start Dataset excerpts

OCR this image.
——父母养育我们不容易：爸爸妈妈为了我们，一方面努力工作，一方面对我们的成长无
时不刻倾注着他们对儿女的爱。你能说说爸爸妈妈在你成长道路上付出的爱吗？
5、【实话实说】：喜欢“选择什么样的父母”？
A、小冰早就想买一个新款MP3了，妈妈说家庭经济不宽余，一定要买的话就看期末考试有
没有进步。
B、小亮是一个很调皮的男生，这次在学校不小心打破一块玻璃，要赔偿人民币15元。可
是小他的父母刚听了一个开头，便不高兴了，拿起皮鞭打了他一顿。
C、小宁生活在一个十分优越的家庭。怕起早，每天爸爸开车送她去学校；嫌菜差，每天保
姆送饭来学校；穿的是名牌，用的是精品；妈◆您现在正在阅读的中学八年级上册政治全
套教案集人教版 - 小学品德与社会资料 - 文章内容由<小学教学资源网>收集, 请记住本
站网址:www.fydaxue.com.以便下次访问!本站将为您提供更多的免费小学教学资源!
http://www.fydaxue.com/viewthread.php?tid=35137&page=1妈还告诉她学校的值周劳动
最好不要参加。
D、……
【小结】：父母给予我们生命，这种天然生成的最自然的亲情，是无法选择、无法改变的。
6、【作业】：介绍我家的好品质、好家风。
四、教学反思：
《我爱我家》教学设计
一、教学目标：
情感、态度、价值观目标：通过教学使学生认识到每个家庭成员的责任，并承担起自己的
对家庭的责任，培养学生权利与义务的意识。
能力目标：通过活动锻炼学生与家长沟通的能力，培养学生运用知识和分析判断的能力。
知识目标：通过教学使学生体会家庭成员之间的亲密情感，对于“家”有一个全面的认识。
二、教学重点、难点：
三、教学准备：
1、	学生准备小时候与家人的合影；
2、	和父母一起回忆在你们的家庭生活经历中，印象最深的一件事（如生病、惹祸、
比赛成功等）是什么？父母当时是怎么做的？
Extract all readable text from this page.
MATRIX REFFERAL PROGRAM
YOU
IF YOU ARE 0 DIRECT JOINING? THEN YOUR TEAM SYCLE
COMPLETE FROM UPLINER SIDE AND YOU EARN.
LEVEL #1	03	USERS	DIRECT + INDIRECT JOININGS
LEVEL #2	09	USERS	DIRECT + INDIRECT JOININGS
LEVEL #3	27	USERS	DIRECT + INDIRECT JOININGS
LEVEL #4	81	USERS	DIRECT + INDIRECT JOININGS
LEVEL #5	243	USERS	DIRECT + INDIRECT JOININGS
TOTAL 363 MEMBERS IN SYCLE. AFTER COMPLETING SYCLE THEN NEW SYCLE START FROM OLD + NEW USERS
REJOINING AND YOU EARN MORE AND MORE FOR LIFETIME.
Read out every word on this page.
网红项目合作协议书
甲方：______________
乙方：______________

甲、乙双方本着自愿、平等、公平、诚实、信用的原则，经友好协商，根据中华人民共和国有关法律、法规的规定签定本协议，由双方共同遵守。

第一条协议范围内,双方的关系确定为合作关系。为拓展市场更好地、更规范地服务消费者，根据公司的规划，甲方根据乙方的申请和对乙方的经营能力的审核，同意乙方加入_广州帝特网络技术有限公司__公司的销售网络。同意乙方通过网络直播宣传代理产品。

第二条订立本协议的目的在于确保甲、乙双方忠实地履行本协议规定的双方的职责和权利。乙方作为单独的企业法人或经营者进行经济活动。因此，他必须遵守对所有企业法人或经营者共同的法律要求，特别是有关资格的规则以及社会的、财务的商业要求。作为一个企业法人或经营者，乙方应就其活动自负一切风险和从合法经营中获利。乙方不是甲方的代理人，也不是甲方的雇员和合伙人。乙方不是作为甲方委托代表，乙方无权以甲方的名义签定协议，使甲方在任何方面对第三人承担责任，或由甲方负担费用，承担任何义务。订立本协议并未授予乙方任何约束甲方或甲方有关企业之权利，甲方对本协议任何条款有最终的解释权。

end Dataset excerpts

▶ [Exercise task] Reproduce each entry above exactly, keeping every word.

▶ [Output]
OCR this image.
——父母养育我们不容易：爸爸妈妈为了我们，一方面努力工作，一方面对我们的成长无
时不刻倾注着他们对儿女的爱。你能说说爸爸妈妈在你成长道路上付出的爱吗？
5、【实话实说】：喜欢“选择什么样的父母”？
A、小冰早就想买一个新款MP3了，妈妈说家庭经济不宽余，一定要买的话就看期末考试有
没有进步。
B、小亮是一个很调皮的男生，这次在学校不小心打破一块玻璃，要赔偿人民币15元。可
是小他的父母刚听了一个开头，便不高兴了，拿起皮鞭打了他一顿。
C、小宁生活在一个十分优越的家庭。怕起早，每天爸爸开车送她去学校；嫌菜差，每天保
姆送饭来学校；穿的是名牌，用的是精品；妈◆您现在正在阅读的中学八年级上册政治全
套教案集人教版 - 小学品德与社会资料 - 文章内容由<小学教学资源网>收集, 请记住本
站网址:www.fydaxue.com.以便下次访问!本站将为您提供更多的免费小学教学资源!
http://www.fydaxue.com/viewthread.php?tid=35137&page=1妈还告诉她学校的值周劳动
最好不要参加。
D、……
【小结】：父母给予我们生命，这种天然生成的最自然的亲情，是无法选择、无法改变的。
6、【作业】：介绍我家的好品质、好家风。
四、教学反思：
《我爱我家》教学设计
一、教学目标：
情感、态度、价值观目标：通过教学使学生认识到每个家庭成员的责任，并承担起自己的
对家庭的责任，培养学生权利与义务的意识。
能力目标：通过活动锻炼学生与家长沟通的能力，培养学生运用知识和分析判断的能力。
知识目标：通过教学使学生体会家庭成员之间的亲密情感，对于“家”有一个全面的认识。
二、教学重点、难点：
三、教学准备：
1、	学生准备小时候与家人的合影；
2、	和父母一起回忆在你们的家庭生活经历中，印象最深的一件事（如生病、惹祸、
比赛成功等）是什么？父母当时是怎么做的？
Extract all readable text from this page.
MATRIX REFFERAL PROGRAM
YOU
IF YOU ARE 0 DIRECT JOINING? THEN YOUR TEAM SYCLE
COMPLETE FROM UPLINER SIDE AND YOU EARN.
LEVEL #1	03	USERS	DIRECT + INDIRECT JOININGS
LEVEL #2	09	USERS	DIRECT + INDIRECT JOININGS
LEVEL #3	27	USERS	DIRECT + INDIRECT JOININGS
LEVEL #4	81	USERS	DIRECT + INDIRECT JOININGS
LEVEL #5	243	USERS	DIRECT + INDIRECT JOININGS
TOTAL 363 MEMBERS IN SYCLE. AFTER COMPLETING SYCLE THEN NEW SYCLE START FROM OLD + NEW USERS
REJOINING AND YOU EARN MORE AND MORE FOR LIFETIME.
Read out every word on this page.
网红项目合作协议书
甲方：______________
乙方：______________

甲、乙双方本着自愿、平等、公平、诚实、信用的原则，经友好协商，根据中华人民共和国有关法律、法规的规定签定本协议，由双方共同遵守。

第一条协议范围内,双方的关系确定为合作关系。为拓展市场更好地、更规范地服务消费者，根据公司的规划，甲方根据乙方的申请和对乙方的经营能力的审核，同意乙方加入_广州帝特网络技术有限公司__公司的销售网络。同意乙方通过网络直播宣传代理产品。

第二条订立本协议的目的在于确保甲、乙双方忠实地履行本协议规定的双方的职责和权利。乙方作为单独的企业法人或经营者进行经济活动。因此，他必须遵守对所有企业法人或经营者共同的法律要求，特别是有关资格的规则以及社会的、财务的商业要求。作为一个企业法人或经营者，乙方应就其活动自负一切风险和从合法经营中获利。乙方不是甲方的代理人，也不是甲方的雇员和合伙人。乙方不是作为甲方委托代表，乙方无权以甲方的名义签定协议，使甲方在任何方面对第三人承担责任，或由甲方负担费用，承担任何义务。订立本协议并未授予乙方任何约束甲方或甲方有关企业之权利，甲方对本协议任何条款有最终的解释权。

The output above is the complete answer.